• [TASK INPUTS]:
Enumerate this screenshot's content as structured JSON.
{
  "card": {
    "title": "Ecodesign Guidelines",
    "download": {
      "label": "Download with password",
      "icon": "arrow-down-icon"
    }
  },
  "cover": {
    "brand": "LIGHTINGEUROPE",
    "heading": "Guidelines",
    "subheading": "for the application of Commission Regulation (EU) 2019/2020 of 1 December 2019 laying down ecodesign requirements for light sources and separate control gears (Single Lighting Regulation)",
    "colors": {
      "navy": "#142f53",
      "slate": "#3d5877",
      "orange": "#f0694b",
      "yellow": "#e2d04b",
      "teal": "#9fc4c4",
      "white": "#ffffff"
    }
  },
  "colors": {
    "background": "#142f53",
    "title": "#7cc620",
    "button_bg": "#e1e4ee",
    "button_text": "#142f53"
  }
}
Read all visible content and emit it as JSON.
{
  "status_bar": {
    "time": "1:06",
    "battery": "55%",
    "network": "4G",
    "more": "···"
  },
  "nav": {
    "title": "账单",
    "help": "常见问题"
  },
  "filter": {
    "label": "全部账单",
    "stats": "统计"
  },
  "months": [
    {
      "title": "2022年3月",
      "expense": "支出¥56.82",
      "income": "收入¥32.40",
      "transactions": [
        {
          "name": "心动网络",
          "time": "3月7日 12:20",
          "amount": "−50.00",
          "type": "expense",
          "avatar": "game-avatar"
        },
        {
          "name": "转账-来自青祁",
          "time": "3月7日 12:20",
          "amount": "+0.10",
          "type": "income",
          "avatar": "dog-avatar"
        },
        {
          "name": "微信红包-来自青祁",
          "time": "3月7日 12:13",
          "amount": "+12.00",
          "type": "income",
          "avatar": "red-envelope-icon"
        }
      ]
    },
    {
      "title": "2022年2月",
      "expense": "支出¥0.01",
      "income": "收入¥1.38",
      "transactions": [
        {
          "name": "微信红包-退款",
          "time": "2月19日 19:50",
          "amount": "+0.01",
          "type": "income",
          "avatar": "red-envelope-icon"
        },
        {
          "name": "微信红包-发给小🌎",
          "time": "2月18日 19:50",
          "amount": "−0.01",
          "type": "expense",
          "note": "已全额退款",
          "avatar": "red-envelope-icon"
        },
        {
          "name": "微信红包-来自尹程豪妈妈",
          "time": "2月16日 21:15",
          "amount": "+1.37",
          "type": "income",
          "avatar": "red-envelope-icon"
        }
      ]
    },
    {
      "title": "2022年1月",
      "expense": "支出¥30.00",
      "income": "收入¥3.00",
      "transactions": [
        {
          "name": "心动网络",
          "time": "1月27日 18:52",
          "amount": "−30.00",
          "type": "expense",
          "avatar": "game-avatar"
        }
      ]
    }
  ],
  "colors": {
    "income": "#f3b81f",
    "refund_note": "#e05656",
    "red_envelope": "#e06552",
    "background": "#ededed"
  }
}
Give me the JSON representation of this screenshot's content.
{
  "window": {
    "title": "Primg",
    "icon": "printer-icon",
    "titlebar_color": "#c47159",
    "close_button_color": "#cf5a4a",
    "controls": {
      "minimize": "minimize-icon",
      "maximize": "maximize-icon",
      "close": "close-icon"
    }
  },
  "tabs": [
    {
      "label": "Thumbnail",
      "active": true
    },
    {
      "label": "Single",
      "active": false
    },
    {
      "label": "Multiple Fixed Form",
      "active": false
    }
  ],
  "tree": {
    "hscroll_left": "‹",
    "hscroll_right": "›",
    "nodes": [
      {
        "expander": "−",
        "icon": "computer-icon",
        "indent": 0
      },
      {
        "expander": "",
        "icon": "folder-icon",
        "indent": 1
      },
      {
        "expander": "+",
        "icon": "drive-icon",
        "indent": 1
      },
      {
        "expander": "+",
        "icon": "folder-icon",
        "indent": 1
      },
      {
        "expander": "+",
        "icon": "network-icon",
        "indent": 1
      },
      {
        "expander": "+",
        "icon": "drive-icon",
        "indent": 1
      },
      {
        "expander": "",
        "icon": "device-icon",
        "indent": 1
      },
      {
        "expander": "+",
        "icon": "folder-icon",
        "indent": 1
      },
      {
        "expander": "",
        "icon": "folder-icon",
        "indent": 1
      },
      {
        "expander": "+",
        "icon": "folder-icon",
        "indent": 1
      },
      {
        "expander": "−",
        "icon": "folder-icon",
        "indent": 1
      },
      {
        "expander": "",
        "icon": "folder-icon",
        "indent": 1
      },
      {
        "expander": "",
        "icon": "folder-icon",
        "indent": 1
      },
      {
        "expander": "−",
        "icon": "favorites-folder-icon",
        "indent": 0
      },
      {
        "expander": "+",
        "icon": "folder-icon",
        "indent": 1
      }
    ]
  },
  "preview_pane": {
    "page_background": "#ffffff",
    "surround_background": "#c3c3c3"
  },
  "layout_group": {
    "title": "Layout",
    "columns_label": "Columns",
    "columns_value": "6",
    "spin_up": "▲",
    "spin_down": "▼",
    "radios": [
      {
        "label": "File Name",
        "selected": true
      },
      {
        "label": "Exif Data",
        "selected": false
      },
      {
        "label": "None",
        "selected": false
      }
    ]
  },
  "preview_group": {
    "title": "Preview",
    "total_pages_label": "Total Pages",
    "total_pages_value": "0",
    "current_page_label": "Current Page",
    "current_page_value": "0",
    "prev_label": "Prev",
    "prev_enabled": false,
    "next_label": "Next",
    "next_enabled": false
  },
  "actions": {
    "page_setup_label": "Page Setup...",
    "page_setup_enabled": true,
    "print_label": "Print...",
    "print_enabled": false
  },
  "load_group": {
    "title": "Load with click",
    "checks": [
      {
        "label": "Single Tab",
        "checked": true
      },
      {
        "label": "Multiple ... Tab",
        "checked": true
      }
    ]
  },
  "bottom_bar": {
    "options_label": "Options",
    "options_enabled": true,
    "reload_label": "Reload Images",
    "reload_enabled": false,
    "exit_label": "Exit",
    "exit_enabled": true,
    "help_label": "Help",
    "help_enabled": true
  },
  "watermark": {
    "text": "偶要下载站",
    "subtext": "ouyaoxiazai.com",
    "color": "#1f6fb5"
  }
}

• [TASK DIRECTIONS]:
Copy out the data shown above without altering anything.

• [FINAL RESULT]:
Enumerate this screenshot's content as structured JSON.
{
  "card": {
    "title": "Ecodesign Guidelines",
    "download": {
      "label": "Download with password",
      "icon": "arrow-down-icon"
    }
  },
  "cover": {
    "brand": "LIGHTINGEUROPE",
    "heading": "Guidelines",
    "subheading": "for the application of Commission Regulation (EU) 2019/2020 of 1 December 2019 laying down ecodesign requirements for light sources and separate control gears (Single Lighting Regulation)",
    "colors": {
      "navy": "#142f53",
      "slate": "#3d5877",
      "orange": "#f0694b",
      "yellow": "#e2d04b",
      "teal": "#9fc4c4",
      "white": "#ffffff"
    }
  },
  "colors": {
    "background": "#142f53",
    "title": "#7cc620",
    "button_bg": "#e1e4ee",
    "button_text": "#142f53"
  }
}
Read all visible content and emit it as JSON.
{
  "status_bar": {
    "time": "1:06",
    "battery": "55%",
    "network": "4G",
    "more": "···"
  },
  "nav": {
    "title": "账单",
    "help": "常见问题"
  },
  "filter": {
    "label": "全部账单",
    "stats": "统计"
  },
  "months": [
    {
      "title": "2022年3月",
      "expense": "支出¥56.82",
      "income": "收入¥32.40",
      "transactions": [
        {
          "name": "心动网络",
          "time": "3月7日 12:20",
          "amount": "−50.00",
          "type": "expense",
          "avatar": "game-avatar"
        },
        {
          "name": "转账-来自青祁",
          "time": "3月7日 12:20",
          "amount": "+0.10",
          "type": "income",
          "avatar": "dog-avatar"
        },
        {
          "name": "微信红包-来自青祁",
          "time": "3月7日 12:13",
          "amount": "+12.00",
          "type": "income",
          "avatar": "red-envelope-icon"
        }
      ]
    },
    {
      "title": "2022年2月",
      "expense": "支出¥0.01",
      "income": "收入¥1.38",
      "transactions": [
        {
          "name": "微信红包-退款",
          "time": "2月19日 19:50",
          "amount": "+0.01",
          "type": "income",
          "avatar": "red-envelope-icon"
        },
        {
          "name": "微信红包-发给小🌎",
          "time": "2月18日 19:50",
          "amount": "−0.01",
          "type": "expense",
          "note": "已全额退款",
          "avatar": "red-envelope-icon"
        },
        {
          "name": "微信红包-来自尹程豪妈妈",
          "time": "2月16日 21:15",
          "amount": "+1.37",
          "type": "income",
          "avatar": "red-envelope-icon"
        }
      ]
    },
    {
      "title": "2022年1月",
      "expense": "支出¥30.00",
      "income": "收入¥3.00",
      "transactions": [
        {
          "name": "心动网络",
          "time": "1月27日 18:52",
          "amount": "−30.00",
          "type": "expense",
          "avatar": "game-avatar"
        }
      ]
    }
  ],
  "colors": {
    "income": "#f3b81f",
    "refund_note": "#e05656",
    "red_envelope": "#e06552",
    "background": "#ededed"
  }
}
Give me the JSON representation of this screenshot's content.
{
  "window": {
    "title": "Primg",
    "icon": "printer-icon",
    "titlebar_color": "#c47159",
    "close_button_color": "#cf5a4a",
    "controls": {
      "minimize": "minimize-icon",
      "maximize": "maximize-icon",
      "close": "close-icon"
    }
  },
  "tabs": [
    {
      "label": "Thumbnail",
      "active": true
    },
    {
      "label": "Single",
      "active": false
    },
    {
      "label": "Multiple Fixed Form",
      "active": false
    }
  ],
  "tree": {
    "hscroll_left": "‹",
    "hscroll_right": "›",
    "nodes": [
      {
        "expander": "−",
        "icon": "computer-icon",
        "indent": 0
      },
      {
        "expander": "",
        "icon": "folder-icon",
        "indent": 1
      },
      {
        "expander": "+",
        "icon": "drive-icon",
        "indent": 1
      },
      {
        "expander": "+",
        "icon": "folder-icon",
        "indent": 1
      },
      {
        "expander": "+",
        "icon": "network-icon",
        "indent": 1
      },
      {
        "expander": "+",
        "icon": "drive-icon",
        "indent": 1
      },
      {
        "expander": "",
        "icon": "device-icon",
        "indent": 1
      },
      {
        "expander": "+",
        "icon": "folder-icon",
        "indent": 1
      },
      {
        "expander": "",
        "icon": "folder-icon",
        "indent": 1
      },
      {
        "expander": "+",
        "icon": "folder-icon",
        "indent": 1
      },
      {
        "expander": "−",
        "icon": "folder-icon",
        "indent": 1
      },
      {
        "expander": "",
        "icon": "folder-icon",
        "indent": 1
      },
      {
        "expander": "",
        "icon": "folder-icon",
        "indent": 1
      },
      {
        "expander": "−",
        "icon": "favorites-folder-icon",
        "indent": 0
      },
      {
        "expander": "+",
        "icon": "folder-icon",
        "indent": 1
      }
    ]
  },
  "preview_pane": {
    "page_background": "#ffffff",
    "surround_background": "#c3c3c3"
  },
  "layout_group": {
    "title": "Layout",
    "columns_label": "Columns",
    "columns_value": "6",
    "spin_up": "▲",
    "spin_down": "▼",
    "radios": [
      {
        "label": "File Name",
        "selected": true
      },
      {
        "label": "Exif Data",
        "selected": false
      },
      {
        "label": "None",
        "selected": false
      }
    ]
  },
  "preview_group": {
    "title": "Preview",
    "total_pages_label": "Total Pages",
    "total_pages_value": "0",
    "current_page_label": "Current Page",
    "current_page_value": "0",
    "prev_label": "Prev",
    "prev_enabled": false,
    "next_label": "Next",
    "next_enabled": false
  },
  "actions": {
    "page_setup_label": "Page Setup...",
    "page_setup_enabled": true,
    "print_label": "Print...",
    "print_enabled": false
  },
  "load_group": {
    "title": "Load with click",
    "checks": [
      {
        "label": "Single Tab",
        "checked": true
      },
      {
        "label": "Multiple ... Tab",
        "checked": true
      }
    ]
  },
  "bottom_bar": {
    "options_label": "Options",
    "options_enabled": true,
    "reload_label": "Reload Images",
    "reload_enabled": false,
    "exit_label": "Exit",
    "exit_enabled": true,
    "help_label": "Help",
    "help_enabled": true
  },
  "watermark": {
    "text": "偶要下载站",
    "subtext": "ouyaoxiazai.com",
    "color": "#1f6fb5"
  }
}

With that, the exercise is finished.